#### [YOUR TASK]
Reproduce exactly the lines beginning with the line that contains "Read out every word on this page." and ending at the final line of the material below.

#### [INPUT]
↓↓↓

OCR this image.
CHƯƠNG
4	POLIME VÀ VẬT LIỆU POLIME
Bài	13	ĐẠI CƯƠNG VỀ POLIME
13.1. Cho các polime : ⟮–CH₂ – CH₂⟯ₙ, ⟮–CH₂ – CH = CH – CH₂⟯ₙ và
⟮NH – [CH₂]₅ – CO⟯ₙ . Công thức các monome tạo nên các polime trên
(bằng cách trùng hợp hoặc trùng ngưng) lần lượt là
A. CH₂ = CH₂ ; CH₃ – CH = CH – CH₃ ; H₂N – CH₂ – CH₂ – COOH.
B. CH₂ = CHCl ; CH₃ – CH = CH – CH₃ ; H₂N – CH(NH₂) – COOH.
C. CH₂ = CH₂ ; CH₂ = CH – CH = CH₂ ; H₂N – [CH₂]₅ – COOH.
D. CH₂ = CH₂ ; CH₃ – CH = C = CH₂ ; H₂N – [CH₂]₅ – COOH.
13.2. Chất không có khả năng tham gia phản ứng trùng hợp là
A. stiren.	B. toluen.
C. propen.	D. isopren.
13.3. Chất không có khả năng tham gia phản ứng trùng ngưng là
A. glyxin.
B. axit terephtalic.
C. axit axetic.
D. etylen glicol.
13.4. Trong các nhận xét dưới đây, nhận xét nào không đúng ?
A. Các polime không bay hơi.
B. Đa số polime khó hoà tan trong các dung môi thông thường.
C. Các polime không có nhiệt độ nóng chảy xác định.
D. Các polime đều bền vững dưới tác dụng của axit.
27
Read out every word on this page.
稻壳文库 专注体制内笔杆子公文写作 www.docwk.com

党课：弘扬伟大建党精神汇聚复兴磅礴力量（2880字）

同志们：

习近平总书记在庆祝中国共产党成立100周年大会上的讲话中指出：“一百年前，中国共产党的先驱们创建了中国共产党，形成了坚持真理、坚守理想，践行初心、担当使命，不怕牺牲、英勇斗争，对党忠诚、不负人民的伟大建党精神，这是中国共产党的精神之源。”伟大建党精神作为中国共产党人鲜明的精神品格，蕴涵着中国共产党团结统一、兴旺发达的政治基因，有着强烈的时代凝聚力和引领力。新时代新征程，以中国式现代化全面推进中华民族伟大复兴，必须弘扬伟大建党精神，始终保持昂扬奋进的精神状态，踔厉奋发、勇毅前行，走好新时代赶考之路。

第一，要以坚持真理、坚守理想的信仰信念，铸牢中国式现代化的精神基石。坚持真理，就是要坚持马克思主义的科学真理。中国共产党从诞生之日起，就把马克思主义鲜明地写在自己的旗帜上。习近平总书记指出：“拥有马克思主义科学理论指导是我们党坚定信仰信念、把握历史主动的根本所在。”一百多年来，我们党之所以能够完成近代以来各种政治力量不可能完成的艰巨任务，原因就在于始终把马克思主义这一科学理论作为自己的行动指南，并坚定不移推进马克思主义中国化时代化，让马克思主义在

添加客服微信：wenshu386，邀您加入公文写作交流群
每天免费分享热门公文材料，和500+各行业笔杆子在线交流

↑↑↑

#### [CORRECT OUTPUT]
Read out every word on this page.
稻壳文库 专注体制内笔杆子公文写作 www.docwk.com

党课：弘扬伟大建党精神汇聚复兴磅礴力量（2880字）

同志们：

习近平总书记在庆祝中国共产党成立100周年大会上的讲话中指出：“一百年前，中国共产党的先驱们创建了中国共产党，形成了坚持真理、坚守理想，践行初心、担当使命，不怕牺牲、英勇斗争，对党忠诚、不负人民的伟大建党精神，这是中国共产党的精神之源。”伟大建党精神作为中国共产党人鲜明的精神品格，蕴涵着中国共产党团结统一、兴旺发达的政治基因，有着强烈的时代凝聚力和引领力。新时代新征程，以中国式现代化全面推进中华民族伟大复兴，必须弘扬伟大建党精神，始终保持昂扬奋进的精神状态，踔厉奋发、勇毅前行，走好新时代赶考之路。

第一，要以坚持真理、坚守理想的信仰信念，铸牢中国式现代化的精神基石。坚持真理，就是要坚持马克思主义的科学真理。中国共产党从诞生之日起，就把马克思主义鲜明地写在自己的旗帜上。习近平总书记指出：“拥有马克思主义科学理论指导是我们党坚定信仰信念、把握历史主动的根本所在。”一百多年来，我们党之所以能够完成近代以来各种政治力量不可能完成的艰巨任务，原因就在于始终把马克思主义这一科学理论作为自己的行动指南，并坚定不移推进马克思主义中国化时代化，让马克思主义在

添加客服微信：wenshu386，邀您加入公文写作交流群
每天免费分享热门公文材料，和500+各行业笔杆子在线交流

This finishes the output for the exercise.